» **LISTED RECORDS**

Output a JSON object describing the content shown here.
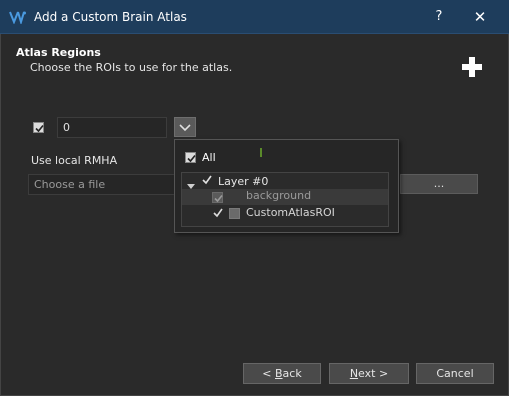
{
  "window": {
    "title": "Add a Custom Brain Atlas",
    "help_label": "?",
    "close_label": "✕"
  },
  "section": {
    "title": "Atlas Regions",
    "subtitle": "Choose the ROIs to use for the atlas."
  },
  "roi_row": {
    "checked": true,
    "value": "0"
  },
  "local_rmha": {
    "label": "Use local RMHA",
    "placeholder": "Choose a file",
    "browse_label": "..."
  },
  "dropdown": {
    "all_label": "All",
    "layer_label": "Layer #0",
    "items": [
      {
        "label": "background",
        "checked": true,
        "disabled": true
      },
      {
        "label": "CustomAtlasROI",
        "checked": true,
        "disabled": false
      }
    ]
  },
  "buttons": {
    "back_mnemonic": "B",
    "back_rest": "ack",
    "back_prefix": "< ",
    "next_mnemonic": "N",
    "next_rest": "ext >",
    "cancel": "Cancel"
  },
  "colors": {
    "titlebar": "#1e3d5c",
    "background": "#2a2a2a",
    "button": "#4a4a4a",
    "accent_icon": "#3b7fc4"
  },
  "icons": [
    "app-logo-icon",
    "plus-icon",
    "chevron-down-icon",
    "checkmark-icon",
    "caret-down-icon"
  ]
}
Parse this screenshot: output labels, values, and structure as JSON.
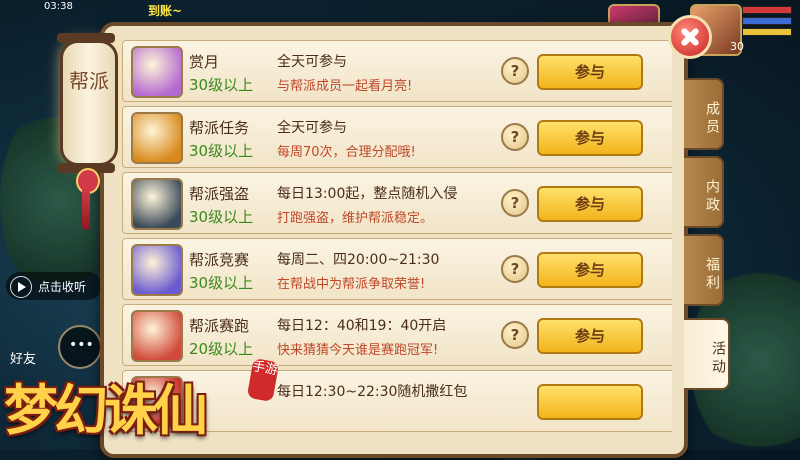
{
  "status_bar": {
    "time": "03:38"
  },
  "top_message": "到账~",
  "lantern_label": "帮派",
  "hud": {
    "voice_label": "点击收听",
    "friends_label": "好友",
    "player_level": "30"
  },
  "game_logo": {
    "title": "梦幻诛仙",
    "seal": "手游"
  },
  "tabs": [
    {
      "label": "成员",
      "active": false
    },
    {
      "label": "内政",
      "active": false
    },
    {
      "label": "福利",
      "active": false
    },
    {
      "label": "活动",
      "active": true
    }
  ],
  "activities": [
    {
      "name": "赏月",
      "level": "30级以上",
      "schedule": "全天可参与",
      "description": "与帮派成员一起看月亮!",
      "help": "?",
      "button": "参与",
      "icon": "moon-cake-icon",
      "icon_color": "#b46ad0"
    },
    {
      "name": "帮派任务",
      "level": "30级以上",
      "schedule": "全天可参与",
      "description": "每周70次，合理分配哦!",
      "help": "?",
      "button": "参与",
      "icon": "task-medal-icon",
      "icon_color": "#d88a1c"
    },
    {
      "name": "帮派强盗",
      "level": "30级以上",
      "schedule": "每日13:00起，整点随机入侵",
      "description": "打跑强盗，维护帮派稳定。",
      "help": "?",
      "button": "参与",
      "icon": "bandit-flag-icon",
      "icon_color": "#3a4a5a"
    },
    {
      "name": "帮派竞赛",
      "level": "30级以上",
      "schedule": "每周二、四20:00~21:30",
      "description": "在帮战中为帮派争取荣誉!",
      "help": "?",
      "button": "参与",
      "icon": "arena-icon",
      "icon_color": "#6a5ad0"
    },
    {
      "name": "帮派赛跑",
      "level": "20级以上",
      "schedule": "每日12：40和19：40开启",
      "description": "快来猜猜今天谁是赛跑冠军!",
      "help": "?",
      "button": "参与",
      "icon": "race-pig-icon",
      "icon_color": "#d04a3a"
    },
    {
      "name": "",
      "level": "",
      "schedule": "每日12:30~22:30随机撒红包",
      "description": "",
      "help": "",
      "button": "",
      "icon": "red-envelope-icon",
      "icon_color": "#c82222"
    }
  ],
  "colors": {
    "panel_bg": "#efe2c4",
    "border": "#6b4a2a",
    "join_button": "#f2b41c",
    "level_green": "#3b8a1c",
    "desc_red": "#c0482a"
  }
}
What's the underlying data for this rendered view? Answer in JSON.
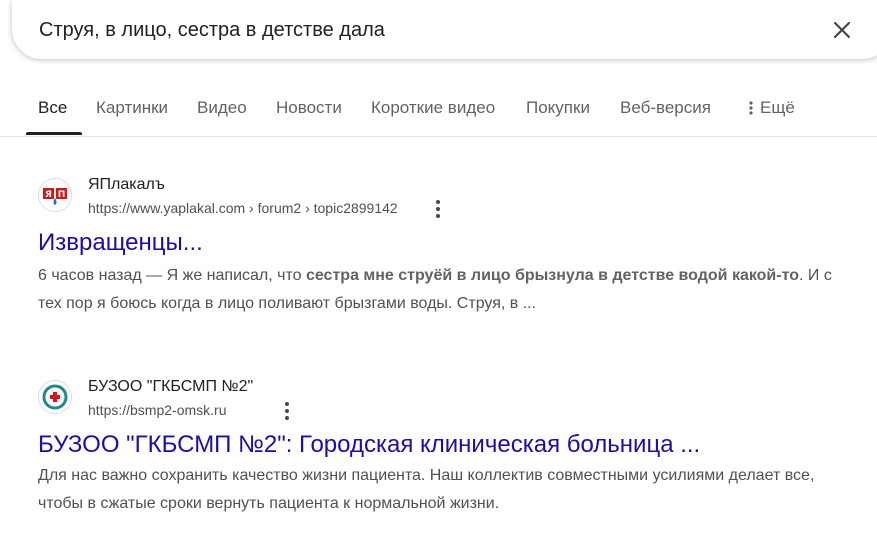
{
  "search": {
    "query": "Струя, в лицо, сестра в детстве дала",
    "clear_icon": "close-icon"
  },
  "tabs": [
    {
      "label": "Все",
      "active": true
    },
    {
      "label": "Картинки"
    },
    {
      "label": "Видео"
    },
    {
      "label": "Новости"
    },
    {
      "label": "Короткие видео"
    },
    {
      "label": "Покупки"
    },
    {
      "label": "Веб-версия"
    },
    {
      "label": "Ещё",
      "icon": "more-vert-icon"
    }
  ],
  "results": [
    {
      "site_name": "ЯПлакалъ",
      "url": "https://www.yaplakal.com › forum2 › topic2899142",
      "title": "Извращенцы...",
      "snippet": {
        "date": "6 часов назад",
        "sep": " — ",
        "text1": "Я же написал, что ",
        "bold": "сестра мне струёй в лицо брызнула в детстве водой какой-то",
        "text2": ". И с тех пор я боюсь когда в лицо поливают брызгами воды. Струя, в ..."
      },
      "favicon": "yaplakal-logo-icon"
    },
    {
      "site_name": "БУЗОО \"ГКБСМП №2\"",
      "url": "https://bsmp2-omsk.ru",
      "title": "БУЗОО \"ГКБСМП №2\": Городская клиническая больница ...",
      "snippet": {
        "text": "Для нас важно сохранить качество жизни пациента. Наш коллектив совместными усилиями делает все, чтобы в сжатые сроки вернуть пациента к нормальной жизни."
      },
      "favicon": "hospital-logo-icon"
    }
  ],
  "colors": {
    "link": "#1a0dab",
    "url": "#4d5156",
    "snippet": "#4d5156",
    "tab_inactive": "#5f6368"
  }
}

» **TASK OBJECTIVE**
Filter the data, keeping only the lines that contain "description".

» **RESULT**
      "description": "与帮派成员一起看月亮!",
      "description": "每周70次，合理分配哦!",
      "description": "打跑强盗，维护帮派稳定。",
      "description": "在帮战中为帮派争取荣誉!",
      "description": "快来猜猜今天谁是赛跑冠军!",
      "description": "",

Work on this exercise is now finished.